[Dataset items]
========
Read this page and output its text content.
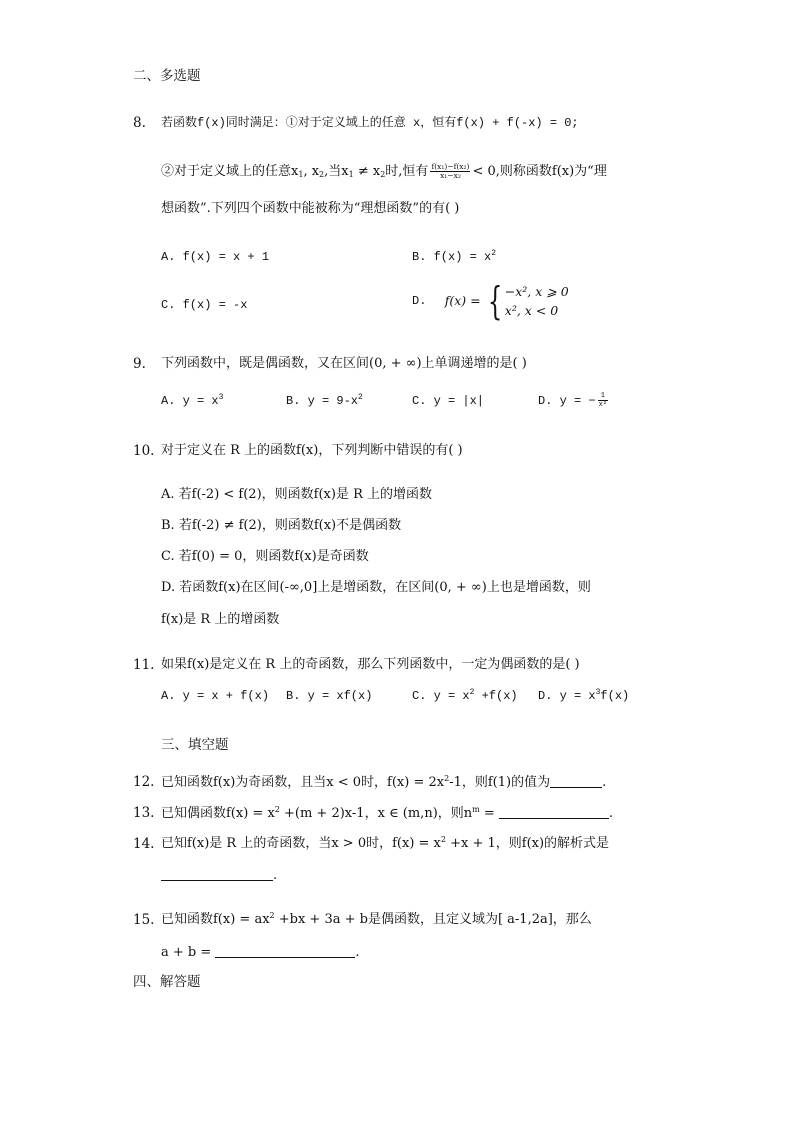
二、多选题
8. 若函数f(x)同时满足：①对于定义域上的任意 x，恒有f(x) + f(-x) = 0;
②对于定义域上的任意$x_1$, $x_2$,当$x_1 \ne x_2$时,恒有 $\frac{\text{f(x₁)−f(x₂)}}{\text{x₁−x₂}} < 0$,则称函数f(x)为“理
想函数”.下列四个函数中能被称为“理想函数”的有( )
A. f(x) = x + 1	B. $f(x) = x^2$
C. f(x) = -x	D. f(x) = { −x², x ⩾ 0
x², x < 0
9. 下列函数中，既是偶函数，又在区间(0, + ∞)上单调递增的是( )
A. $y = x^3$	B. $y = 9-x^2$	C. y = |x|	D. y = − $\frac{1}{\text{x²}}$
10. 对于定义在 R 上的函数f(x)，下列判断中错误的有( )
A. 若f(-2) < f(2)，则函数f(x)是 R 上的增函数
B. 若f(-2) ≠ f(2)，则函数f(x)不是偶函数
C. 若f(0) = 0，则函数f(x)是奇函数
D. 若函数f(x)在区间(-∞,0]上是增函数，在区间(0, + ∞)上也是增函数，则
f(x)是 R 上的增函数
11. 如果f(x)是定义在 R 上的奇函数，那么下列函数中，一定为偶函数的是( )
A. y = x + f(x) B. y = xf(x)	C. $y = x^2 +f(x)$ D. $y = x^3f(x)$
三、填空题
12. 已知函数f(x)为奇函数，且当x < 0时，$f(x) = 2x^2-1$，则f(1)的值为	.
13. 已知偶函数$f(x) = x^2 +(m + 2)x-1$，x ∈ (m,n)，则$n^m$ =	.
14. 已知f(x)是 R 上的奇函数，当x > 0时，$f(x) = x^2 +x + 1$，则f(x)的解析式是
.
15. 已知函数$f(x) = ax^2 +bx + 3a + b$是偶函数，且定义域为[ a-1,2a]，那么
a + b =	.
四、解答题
========
Exercise brief
Will you set down the records word for word while leaving out every picture?

Solution below
Read this page and output its text content.
二、多选题
8. 若函数f(x)同时满足：①对于定义域上的任意 x，恒有f(x) + f(-x) = 0;
②对于定义域上的任意$x_1$, $x_2$,当$x_1 \ne x_2$时,恒有 $\frac{\text{f(x₁)−f(x₂)}}{\text{x₁−x₂}} < 0$,则称函数f(x)为“理
想函数”.下列四个函数中能被称为“理想函数”的有( )
A. f(x) = x + 1	B. $f(x) = x^2$
C. f(x) = -x	D. f(x) = { −x², x ⩾ 0
x², x < 0
9. 下列函数中，既是偶函数，又在区间(0, + ∞)上单调递增的是( )
A. $y = x^3$	B. $y = 9-x^2$	C. y = |x|	D. y = − $\frac{1}{\text{x²}}$
10. 对于定义在 R 上的函数f(x)，下列判断中错误的有( )
A. 若f(-2) < f(2)，则函数f(x)是 R 上的增函数
B. 若f(-2) ≠ f(2)，则函数f(x)不是偶函数
C. 若f(0) = 0，则函数f(x)是奇函数
D. 若函数f(x)在区间(-∞,0]上是增函数，在区间(0, + ∞)上也是增函数，则
f(x)是 R 上的增函数
11. 如果f(x)是定义在 R 上的奇函数，那么下列函数中，一定为偶函数的是( )
A. y = x + f(x) B. y = xf(x)	C. $y = x^2 +f(x)$ D. $y = x^3f(x)$
三、填空题
12. 已知函数f(x)为奇函数，且当x < 0时，$f(x) = 2x^2-1$，则f(1)的值为	.
13. 已知偶函数$f(x) = x^2 +(m + 2)x-1$，x ∈ (m,n)，则$n^m$ =	.
14. 已知f(x)是 R 上的奇函数，当x > 0时，$f(x) = x^2 +x + 1$，则f(x)的解析式是
.
15. 已知函数$f(x) = ax^2 +bx + 3a + b$是偶函数，且定义域为[ a-1,2a]，那么
a + b =	.
四、解答题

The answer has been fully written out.